*Task to complete*. Tell how many lines have the string "this" in them, and write nothing besides the number.

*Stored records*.
%%

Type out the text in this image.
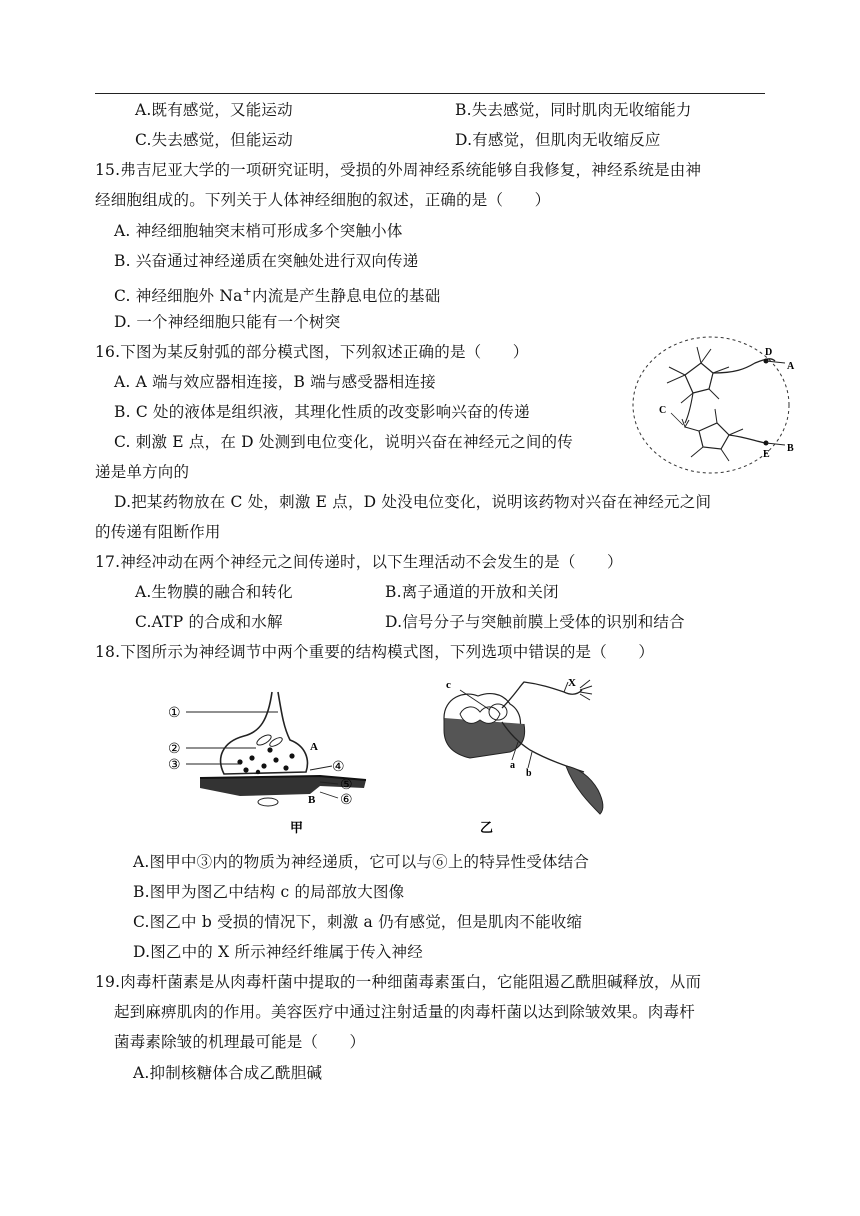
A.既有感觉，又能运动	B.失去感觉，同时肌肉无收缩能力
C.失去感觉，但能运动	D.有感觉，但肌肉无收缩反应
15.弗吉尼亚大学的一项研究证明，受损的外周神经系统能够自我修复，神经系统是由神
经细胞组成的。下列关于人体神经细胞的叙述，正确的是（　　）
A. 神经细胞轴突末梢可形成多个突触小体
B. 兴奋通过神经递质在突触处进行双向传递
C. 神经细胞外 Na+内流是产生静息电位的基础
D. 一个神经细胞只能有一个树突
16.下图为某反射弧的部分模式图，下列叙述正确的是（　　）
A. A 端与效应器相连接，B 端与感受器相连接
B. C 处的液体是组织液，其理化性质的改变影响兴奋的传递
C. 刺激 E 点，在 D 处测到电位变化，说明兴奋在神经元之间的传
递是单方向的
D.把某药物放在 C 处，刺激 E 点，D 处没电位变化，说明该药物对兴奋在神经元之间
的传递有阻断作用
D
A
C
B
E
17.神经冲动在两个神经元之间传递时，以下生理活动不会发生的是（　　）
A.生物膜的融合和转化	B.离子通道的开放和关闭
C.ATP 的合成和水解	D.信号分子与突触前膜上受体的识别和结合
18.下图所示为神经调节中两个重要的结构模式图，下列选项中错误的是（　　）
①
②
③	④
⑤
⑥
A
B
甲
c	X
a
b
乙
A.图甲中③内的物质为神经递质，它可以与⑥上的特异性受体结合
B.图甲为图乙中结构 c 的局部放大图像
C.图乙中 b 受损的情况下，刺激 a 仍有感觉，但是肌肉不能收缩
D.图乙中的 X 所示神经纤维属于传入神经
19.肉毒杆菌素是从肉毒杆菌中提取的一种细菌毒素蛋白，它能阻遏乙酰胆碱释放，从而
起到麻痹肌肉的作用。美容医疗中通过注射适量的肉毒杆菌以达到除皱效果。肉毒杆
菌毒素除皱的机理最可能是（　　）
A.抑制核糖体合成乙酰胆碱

%%
%%

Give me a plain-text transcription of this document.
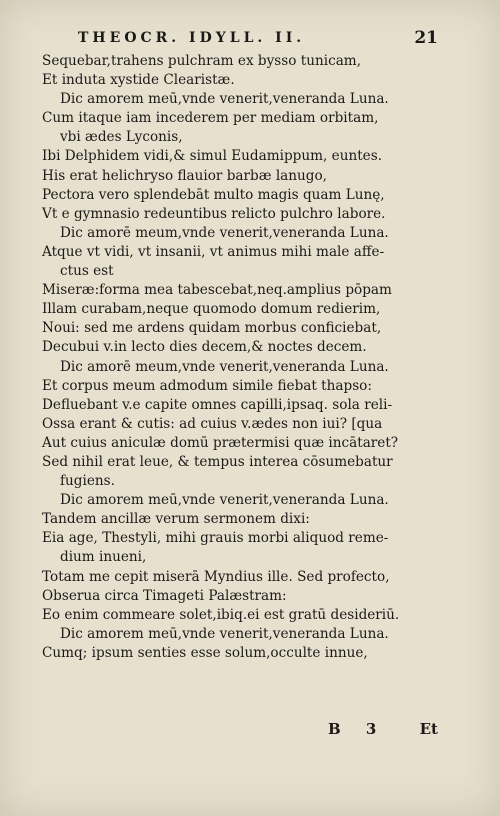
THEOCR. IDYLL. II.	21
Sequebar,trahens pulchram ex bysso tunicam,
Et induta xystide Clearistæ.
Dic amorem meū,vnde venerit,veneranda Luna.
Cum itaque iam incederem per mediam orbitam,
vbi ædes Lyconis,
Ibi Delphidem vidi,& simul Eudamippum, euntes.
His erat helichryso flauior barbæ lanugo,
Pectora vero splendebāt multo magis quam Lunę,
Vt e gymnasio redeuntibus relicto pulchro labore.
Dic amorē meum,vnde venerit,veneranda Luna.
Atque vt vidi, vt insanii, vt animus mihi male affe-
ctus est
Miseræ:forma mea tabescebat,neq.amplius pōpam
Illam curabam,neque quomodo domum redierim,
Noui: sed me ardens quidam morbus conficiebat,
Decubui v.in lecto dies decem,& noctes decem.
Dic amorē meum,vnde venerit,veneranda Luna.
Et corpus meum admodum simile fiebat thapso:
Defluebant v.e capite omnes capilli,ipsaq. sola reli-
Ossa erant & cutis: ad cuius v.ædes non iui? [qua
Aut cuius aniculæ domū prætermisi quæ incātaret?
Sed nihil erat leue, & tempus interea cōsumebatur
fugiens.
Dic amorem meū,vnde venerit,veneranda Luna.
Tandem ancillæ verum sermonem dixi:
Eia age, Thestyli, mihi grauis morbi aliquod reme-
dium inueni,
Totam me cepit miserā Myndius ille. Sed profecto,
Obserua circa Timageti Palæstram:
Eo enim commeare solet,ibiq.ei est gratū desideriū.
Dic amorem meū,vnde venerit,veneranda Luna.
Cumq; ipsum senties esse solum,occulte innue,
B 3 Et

%%
%%

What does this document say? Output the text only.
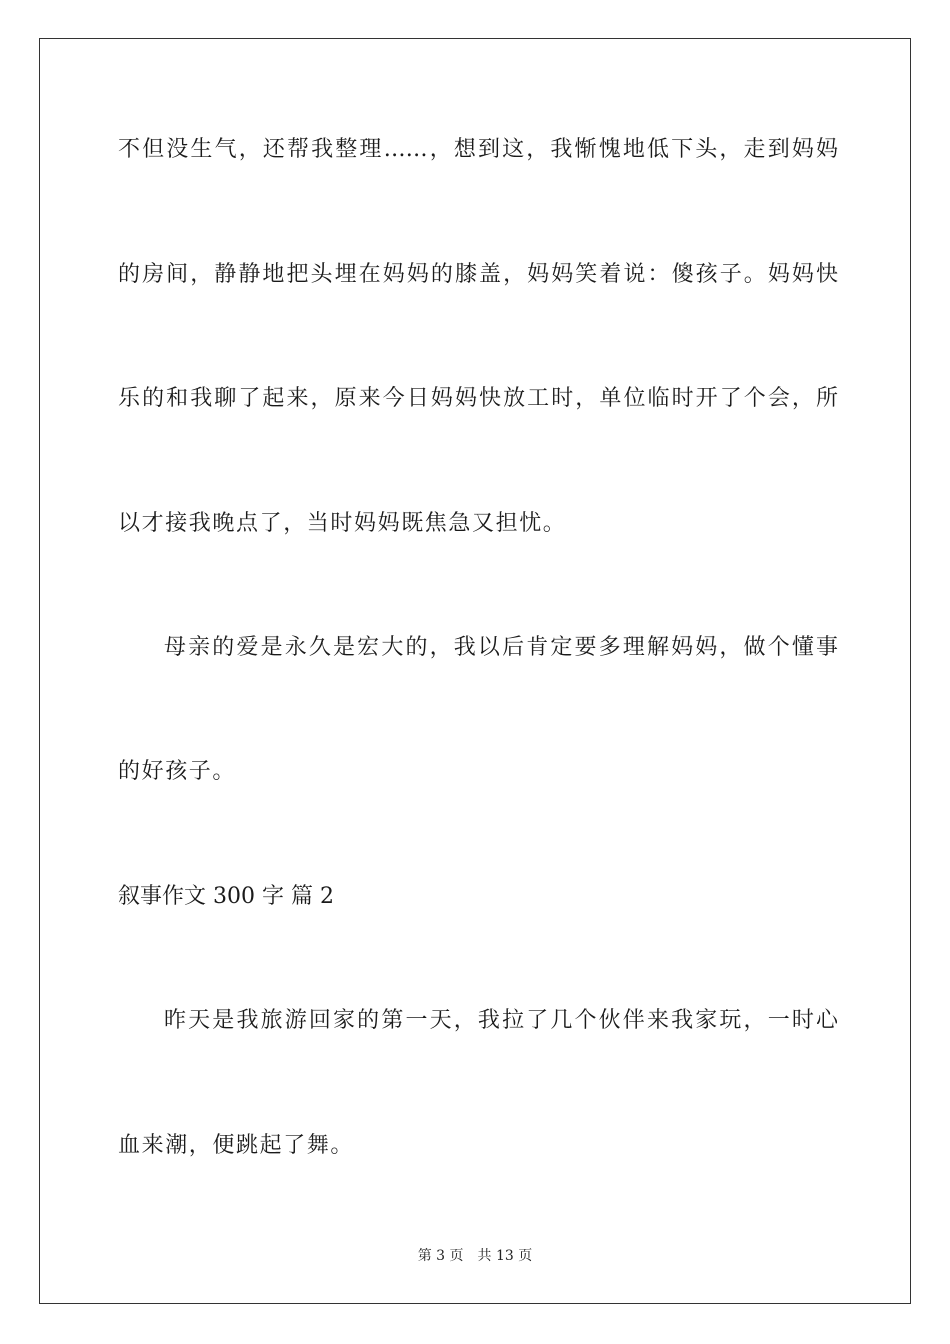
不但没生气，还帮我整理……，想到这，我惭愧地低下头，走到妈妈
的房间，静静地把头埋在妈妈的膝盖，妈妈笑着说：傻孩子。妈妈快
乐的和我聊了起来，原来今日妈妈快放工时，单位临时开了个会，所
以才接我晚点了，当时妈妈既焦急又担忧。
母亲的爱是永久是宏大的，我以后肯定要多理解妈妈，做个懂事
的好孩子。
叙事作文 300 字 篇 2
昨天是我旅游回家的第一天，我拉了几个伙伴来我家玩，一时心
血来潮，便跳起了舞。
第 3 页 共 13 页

%%

*Exercise response*. 3